Task objective » Each entry below should be written out exactly as it is, with no pictures.

Task data »
◆ ◆ ◆ ◆ ◆ ◆ ◆

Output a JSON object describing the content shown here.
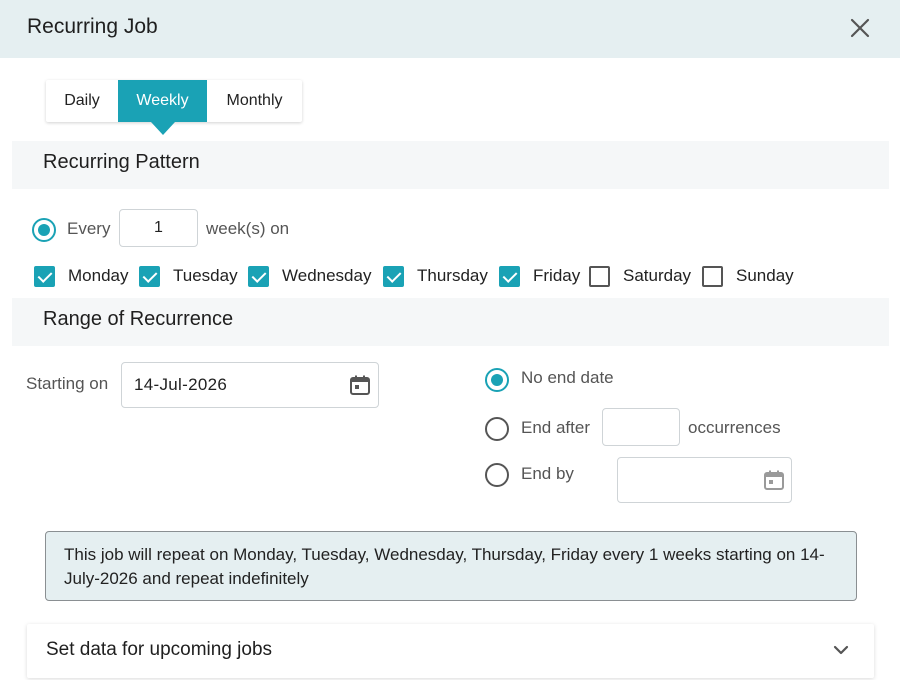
{
  "dialog": {
    "title": "Recurring Job",
    "close_icon": "close-icon"
  },
  "tabs": [
    {
      "label": "Daily",
      "active": false
    },
    {
      "label": "Weekly",
      "active": true
    },
    {
      "label": "Monthly",
      "active": false
    }
  ],
  "pattern": {
    "title": "Recurring Pattern",
    "every_label": "Every",
    "every_value": "1",
    "unit_label": "week(s) on",
    "days": [
      {
        "label": "Monday",
        "checked": true
      },
      {
        "label": "Tuesday",
        "checked": true
      },
      {
        "label": "Wednesday",
        "checked": true
      },
      {
        "label": "Thursday",
        "checked": true
      },
      {
        "label": "Friday",
        "checked": true
      },
      {
        "label": "Saturday",
        "checked": false
      },
      {
        "label": "Sunday",
        "checked": false
      }
    ]
  },
  "range": {
    "title": "Range of Recurrence",
    "starting_label": "Starting on",
    "start_date": "14-Jul-2026",
    "no_end_label": "No end date",
    "end_after_label": "End after",
    "end_after_value": "",
    "occurrences_label": "occurrences",
    "end_by_label": "End by",
    "end_by_value": "",
    "selected": "no_end"
  },
  "summary": {
    "text": "This job will repeat on Monday, Tuesday, Wednesday, Thursday, Friday every 1 weeks starting on 14-July-2026 and repeat indefinitely"
  },
  "upcoming": {
    "title": "Set data for upcoming jobs",
    "icon": "chevron-down-icon"
  },
  "colors": {
    "accent": "#1aa2b5",
    "header_bg": "#e5eff1",
    "section_bg": "#f5f7f8"
  }
}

◆ ◆ ◆ ◆ ◆ ◆ ◆

Answer to the problem »
Output a JSON object describing the content shown here.
{
  "dialog": {
    "title": "Recurring Job",
    "close_icon": "close-icon"
  },
  "tabs": [
    {
      "label": "Daily",
      "active": false
    },
    {
      "label": "Weekly",
      "active": true
    },
    {
      "label": "Monthly",
      "active": false
    }
  ],
  "pattern": {
    "title": "Recurring Pattern",
    "every_label": "Every",
    "every_value": "1",
    "unit_label": "week(s) on",
    "days": [
      {
        "label": "Monday",
        "checked": true
      },
      {
        "label": "Tuesday",
        "checked": true
      },
      {
        "label": "Wednesday",
        "checked": true
      },
      {
        "label": "Thursday",
        "checked": true
      },
      {
        "label": "Friday",
        "checked": true
      },
      {
        "label": "Saturday",
        "checked": false
      },
      {
        "label": "Sunday",
        "checked": false
      }
    ]
  },
  "range": {
    "title": "Range of Recurrence",
    "starting_label": "Starting on",
    "start_date": "14-Jul-2026",
    "no_end_label": "No end date",
    "end_after_label": "End after",
    "end_after_value": "",
    "occurrences_label": "occurrences",
    "end_by_label": "End by",
    "end_by_value": "",
    "selected": "no_end"
  },
  "summary": {
    "text": "This job will repeat on Monday, Tuesday, Wednesday, Thursday, Friday every 1 weeks starting on 14-July-2026 and repeat indefinitely"
  },
  "upcoming": {
    "title": "Set data for upcoming jobs",
    "icon": "chevron-down-icon"
  },
  "colors": {
    "accent": "#1aa2b5",
    "header_bg": "#e5eff1",
    "section_bg": "#f5f7f8"
  }
}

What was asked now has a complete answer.